Given passage =
################
A real kick in the head
‘THEIR first move was to exterminate me professionally,” Dr. Bennet Omalu tells The Post.
He’s not talking about some Third World government or biker gang. He’s talking about one of America’s most beloved organizations, the NFL.
Omalu ran afoul of the NFL when, back in 2002, he identified a degenerative brain disease associated with playing football.
The story of his research and the battle against one of the world’s most powerful sports organizations is told in “Concussion,” opening Christmas Day. Will Smith plays Omalu.
“Not in my wildest dreams did I think there would be a movie made about me, but this has never been about me,” Omalu says. “It’s more about the players and their families. I realized they suffered in silence and obscurity.”
Omalu grew up in Nigeria, earning multiple degrees. He moved to the US in 1994 and eventually settled in Pittsburgh, working as a forensic pathologist for the county.
He was on call at that job in 2002 when the body of Mike Webster was brought in. “Iron Mike” played for the Steelers from 1974 to 1988 and was a local hero. But following his retirement, he suffered from headaches, de- mentia and other ailments that sent him spiraling downward. At the time of his death, he was living out of his truck, due to his condition and bad investments.
Omalu was puzzled how an otherwise healthy 50-year-old man would have so many mental issues. Using his own money to pay for tests, he took the unusual step of examining Webster’s brain.
################
Task instructions =
1 – In the article about Dr. Bennet Omalu and the NFL, where was Omalu working as a forensic pathologist when Mike Webster's body was brought in?
2 – Extend the article about Dr. Bennet Omalu and the NFL, picking up right after its last sentence.

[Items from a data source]
################
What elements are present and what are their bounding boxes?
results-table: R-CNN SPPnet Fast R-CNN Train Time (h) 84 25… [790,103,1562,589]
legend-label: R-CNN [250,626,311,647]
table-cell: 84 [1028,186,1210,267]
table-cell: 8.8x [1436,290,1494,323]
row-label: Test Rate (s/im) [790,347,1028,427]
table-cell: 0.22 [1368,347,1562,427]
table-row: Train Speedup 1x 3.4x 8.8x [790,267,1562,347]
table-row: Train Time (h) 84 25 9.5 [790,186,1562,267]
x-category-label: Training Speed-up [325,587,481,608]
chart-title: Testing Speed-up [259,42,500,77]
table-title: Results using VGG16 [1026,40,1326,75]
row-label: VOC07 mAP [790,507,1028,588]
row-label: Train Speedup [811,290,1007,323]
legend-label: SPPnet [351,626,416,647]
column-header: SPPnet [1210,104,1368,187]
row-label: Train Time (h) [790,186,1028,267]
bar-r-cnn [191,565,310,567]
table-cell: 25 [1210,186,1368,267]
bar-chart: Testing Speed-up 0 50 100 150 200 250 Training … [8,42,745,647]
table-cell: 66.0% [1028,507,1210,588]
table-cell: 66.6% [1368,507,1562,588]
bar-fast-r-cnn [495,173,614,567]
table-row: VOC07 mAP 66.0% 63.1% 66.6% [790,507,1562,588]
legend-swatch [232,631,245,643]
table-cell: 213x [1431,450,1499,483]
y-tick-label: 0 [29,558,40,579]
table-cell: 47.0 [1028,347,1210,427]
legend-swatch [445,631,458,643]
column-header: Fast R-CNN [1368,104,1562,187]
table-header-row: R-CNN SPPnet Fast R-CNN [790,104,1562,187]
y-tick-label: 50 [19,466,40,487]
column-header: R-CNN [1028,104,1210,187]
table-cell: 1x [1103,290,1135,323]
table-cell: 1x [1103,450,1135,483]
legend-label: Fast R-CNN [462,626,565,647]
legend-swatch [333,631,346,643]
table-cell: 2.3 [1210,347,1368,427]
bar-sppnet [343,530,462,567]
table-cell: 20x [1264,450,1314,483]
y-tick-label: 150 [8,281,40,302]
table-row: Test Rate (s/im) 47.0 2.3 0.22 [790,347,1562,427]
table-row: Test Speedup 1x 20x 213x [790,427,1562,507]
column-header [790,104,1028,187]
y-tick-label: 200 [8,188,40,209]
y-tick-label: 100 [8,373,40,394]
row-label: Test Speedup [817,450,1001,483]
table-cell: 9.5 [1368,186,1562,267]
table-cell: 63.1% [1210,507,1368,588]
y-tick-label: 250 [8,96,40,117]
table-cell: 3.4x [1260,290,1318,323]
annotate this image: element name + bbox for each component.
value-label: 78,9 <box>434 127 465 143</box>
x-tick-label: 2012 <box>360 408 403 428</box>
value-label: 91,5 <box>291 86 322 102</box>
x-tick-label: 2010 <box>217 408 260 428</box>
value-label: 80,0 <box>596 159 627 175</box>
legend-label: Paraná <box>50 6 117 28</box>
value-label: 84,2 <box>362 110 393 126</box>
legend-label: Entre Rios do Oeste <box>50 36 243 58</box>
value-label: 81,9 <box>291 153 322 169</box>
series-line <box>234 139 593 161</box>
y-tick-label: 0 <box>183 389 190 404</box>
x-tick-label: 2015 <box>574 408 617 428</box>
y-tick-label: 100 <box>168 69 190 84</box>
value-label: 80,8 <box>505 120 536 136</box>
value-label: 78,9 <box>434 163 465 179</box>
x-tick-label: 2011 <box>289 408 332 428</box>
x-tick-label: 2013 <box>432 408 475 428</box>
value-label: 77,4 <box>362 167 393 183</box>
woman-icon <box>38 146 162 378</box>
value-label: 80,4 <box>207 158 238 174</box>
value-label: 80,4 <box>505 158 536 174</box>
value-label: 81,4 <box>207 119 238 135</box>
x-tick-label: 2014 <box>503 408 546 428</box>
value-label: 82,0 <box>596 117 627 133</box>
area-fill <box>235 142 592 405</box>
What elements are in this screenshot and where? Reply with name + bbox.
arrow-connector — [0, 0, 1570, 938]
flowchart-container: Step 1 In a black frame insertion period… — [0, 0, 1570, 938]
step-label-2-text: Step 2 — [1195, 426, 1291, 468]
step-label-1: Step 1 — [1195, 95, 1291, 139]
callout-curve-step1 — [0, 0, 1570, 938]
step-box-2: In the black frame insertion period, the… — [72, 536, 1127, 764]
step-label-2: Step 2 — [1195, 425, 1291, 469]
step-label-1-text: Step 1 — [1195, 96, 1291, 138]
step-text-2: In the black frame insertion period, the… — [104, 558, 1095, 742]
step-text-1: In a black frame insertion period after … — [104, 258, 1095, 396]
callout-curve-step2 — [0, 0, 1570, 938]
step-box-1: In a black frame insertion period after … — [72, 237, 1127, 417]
################
Results of the exercise =
1 – He worked for the county in Pittsburgh.

2 –
“I knew nothing about football,” Omalu says. “I wasn’t [swayed by my love or] addiction to football. I was objective. I was guided by my experiences and my faith to do what is right.”
He later had the chance to examine other deceased football players — and what he found would shake up the NFL.
Omalu published his findings in the July 2005 issue of the journal “Neurosurgery.” The article posited that repeated blows to the head during football games could lead to dementia, depression and other problems. He called it “chronic traumatic encephalopathy.”
The NFL, whose leading in-house concussion expert was a Long Island rheumatologist who went to medical school in Mexico, immediately asked
Omalu to retract his findings.
“As a scientist, if you publish a scientific paper and it’s retracted, you are finished,” Omalu says. He refused.
“I was followed once or twice. I got threatening phone calls,” says Omalu, who is currently chief medical examiner of San Joaquin County, Calif. “When I wrote my book, ‘Play Hard, Die Young,’ I self-published it for the sake of posterity. I figured if anything happened to me, something was written down.”
In 2013, the NFL made a $765-million deal to settle lawsuits brought by some 4,500 players alleging that the organization ignored the dangers of head trauma.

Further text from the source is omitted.